- **What needs to be done**
Each of the entries should be retyped precisely as it appears.
--- begin Records to use ---
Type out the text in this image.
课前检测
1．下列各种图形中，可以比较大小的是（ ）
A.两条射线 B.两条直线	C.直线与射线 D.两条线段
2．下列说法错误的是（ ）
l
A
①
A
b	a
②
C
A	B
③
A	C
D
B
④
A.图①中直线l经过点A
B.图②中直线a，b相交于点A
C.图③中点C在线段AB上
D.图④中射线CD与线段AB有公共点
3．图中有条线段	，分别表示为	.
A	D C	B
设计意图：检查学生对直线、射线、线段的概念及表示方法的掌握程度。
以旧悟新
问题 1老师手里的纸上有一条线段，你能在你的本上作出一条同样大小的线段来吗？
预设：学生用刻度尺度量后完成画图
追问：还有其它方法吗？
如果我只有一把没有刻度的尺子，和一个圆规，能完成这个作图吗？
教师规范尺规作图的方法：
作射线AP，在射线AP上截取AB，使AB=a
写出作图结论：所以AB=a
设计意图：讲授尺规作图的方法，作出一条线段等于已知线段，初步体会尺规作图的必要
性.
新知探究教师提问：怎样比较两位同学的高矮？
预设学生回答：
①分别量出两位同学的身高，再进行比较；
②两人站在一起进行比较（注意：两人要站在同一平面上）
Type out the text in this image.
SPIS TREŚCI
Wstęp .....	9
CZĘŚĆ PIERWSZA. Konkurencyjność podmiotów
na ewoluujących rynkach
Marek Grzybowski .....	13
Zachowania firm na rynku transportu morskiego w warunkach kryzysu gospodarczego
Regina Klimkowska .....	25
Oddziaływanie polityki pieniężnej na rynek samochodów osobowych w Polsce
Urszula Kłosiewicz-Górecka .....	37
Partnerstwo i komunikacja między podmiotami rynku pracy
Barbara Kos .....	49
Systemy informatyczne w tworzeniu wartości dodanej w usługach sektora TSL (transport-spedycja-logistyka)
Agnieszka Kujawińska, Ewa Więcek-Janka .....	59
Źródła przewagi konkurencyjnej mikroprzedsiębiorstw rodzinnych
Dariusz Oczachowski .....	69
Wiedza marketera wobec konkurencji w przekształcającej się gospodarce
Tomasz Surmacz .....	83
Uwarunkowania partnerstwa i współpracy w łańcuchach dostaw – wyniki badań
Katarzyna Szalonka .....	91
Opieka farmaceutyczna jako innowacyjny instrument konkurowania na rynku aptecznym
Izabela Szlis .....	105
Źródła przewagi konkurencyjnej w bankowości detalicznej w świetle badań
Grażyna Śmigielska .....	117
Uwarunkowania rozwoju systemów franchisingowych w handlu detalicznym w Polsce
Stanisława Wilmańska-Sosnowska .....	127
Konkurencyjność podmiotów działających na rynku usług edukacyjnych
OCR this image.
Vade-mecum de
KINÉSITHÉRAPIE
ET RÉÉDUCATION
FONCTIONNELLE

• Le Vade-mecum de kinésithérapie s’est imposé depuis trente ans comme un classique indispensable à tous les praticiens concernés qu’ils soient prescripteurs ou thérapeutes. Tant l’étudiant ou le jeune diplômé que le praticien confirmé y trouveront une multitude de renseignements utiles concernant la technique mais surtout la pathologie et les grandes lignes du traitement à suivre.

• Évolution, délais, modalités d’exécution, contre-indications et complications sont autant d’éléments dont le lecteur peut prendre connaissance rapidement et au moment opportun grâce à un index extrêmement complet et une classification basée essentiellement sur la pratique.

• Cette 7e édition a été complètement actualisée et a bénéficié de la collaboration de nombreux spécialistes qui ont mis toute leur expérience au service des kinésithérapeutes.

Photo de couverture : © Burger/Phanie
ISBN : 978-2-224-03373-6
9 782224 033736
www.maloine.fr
--- end Records to use ---
- **Task solution**
Type out the text in this image.
课前检测
1．下列各种图形中，可以比较大小的是（ ）
A.两条射线 B.两条直线	C.直线与射线 D.两条线段
2．下列说法错误的是（ ）
l
A
①
A
b	a
②
C
A	B
③
A	C
D
B
④
A.图①中直线l经过点A
B.图②中直线a，b相交于点A
C.图③中点C在线段AB上
D.图④中射线CD与线段AB有公共点
3．图中有条线段	，分别表示为	.
A	D C	B
设计意图：检查学生对直线、射线、线段的概念及表示方法的掌握程度。
以旧悟新
问题 1老师手里的纸上有一条线段，你能在你的本上作出一条同样大小的线段来吗？
预设：学生用刻度尺度量后完成画图
追问：还有其它方法吗？
如果我只有一把没有刻度的尺子，和一个圆规，能完成这个作图吗？
教师规范尺规作图的方法：
作射线AP，在射线AP上截取AB，使AB=a
写出作图结论：所以AB=a
设计意图：讲授尺规作图的方法，作出一条线段等于已知线段，初步体会尺规作图的必要
性.
新知探究教师提问：怎样比较两位同学的高矮？
预设学生回答：
①分别量出两位同学的身高，再进行比较；
②两人站在一起进行比较（注意：两人要站在同一平面上）
Type out the text in this image.
SPIS TREŚCI
Wstęp .....	9
CZĘŚĆ PIERWSZA. Konkurencyjność podmiotów
na ewoluujących rynkach
Marek Grzybowski .....	13
Zachowania firm na rynku transportu morskiego w warunkach kryzysu gospodarczego
Regina Klimkowska .....	25
Oddziaływanie polityki pieniężnej na rynek samochodów osobowych w Polsce
Urszula Kłosiewicz-Górecka .....	37
Partnerstwo i komunikacja między podmiotami rynku pracy
Barbara Kos .....	49
Systemy informatyczne w tworzeniu wartości dodanej w usługach sektora TSL (transport-spedycja-logistyka)
Agnieszka Kujawińska, Ewa Więcek-Janka .....	59
Źródła przewagi konkurencyjnej mikroprzedsiębiorstw rodzinnych
Dariusz Oczachowski .....	69
Wiedza marketera wobec konkurencji w przekształcającej się gospodarce
Tomasz Surmacz .....	83
Uwarunkowania partnerstwa i współpracy w łańcuchach dostaw – wyniki badań
Katarzyna Szalonka .....	91
Opieka farmaceutyczna jako innowacyjny instrument konkurowania na rynku aptecznym
Izabela Szlis .....	105
Źródła przewagi konkurencyjnej w bankowości detalicznej w świetle badań
Grażyna Śmigielska .....	117
Uwarunkowania rozwoju systemów franchisingowych w handlu detalicznym w Polsce
Stanisława Wilmańska-Sosnowska .....	127
Konkurencyjność podmiotów działających na rynku usług edukacyjnych
OCR this image.
Vade-mecum de
KINÉSITHÉRAPIE
ET RÉÉDUCATION
FONCTIONNELLE

• Le Vade-mecum de kinésithérapie s’est imposé depuis trente ans comme un classique indispensable à tous les praticiens concernés qu’ils soient prescripteurs ou thérapeutes. Tant l’étudiant ou le jeune diplômé que le praticien confirmé y trouveront une multitude de renseignements utiles concernant la technique mais surtout la pathologie et les grandes lignes du traitement à suivre.

• Évolution, délais, modalités d’exécution, contre-indications et complications sont autant d’éléments dont le lecteur peut prendre connaissance rapidement et au moment opportun grâce à un index extrêmement complet et une classification basée essentiellement sur la pratique.

• Cette 7e édition a été complètement actualisée et a bénéficié de la collaboration de nombreux spécialistes qui ont mis toute leur expérience au service des kinésithérapeutes.

Photo de couverture : © Burger/Phanie
ISBN : 978-2-224-03373-6
9 782224 033736
www.maloine.fr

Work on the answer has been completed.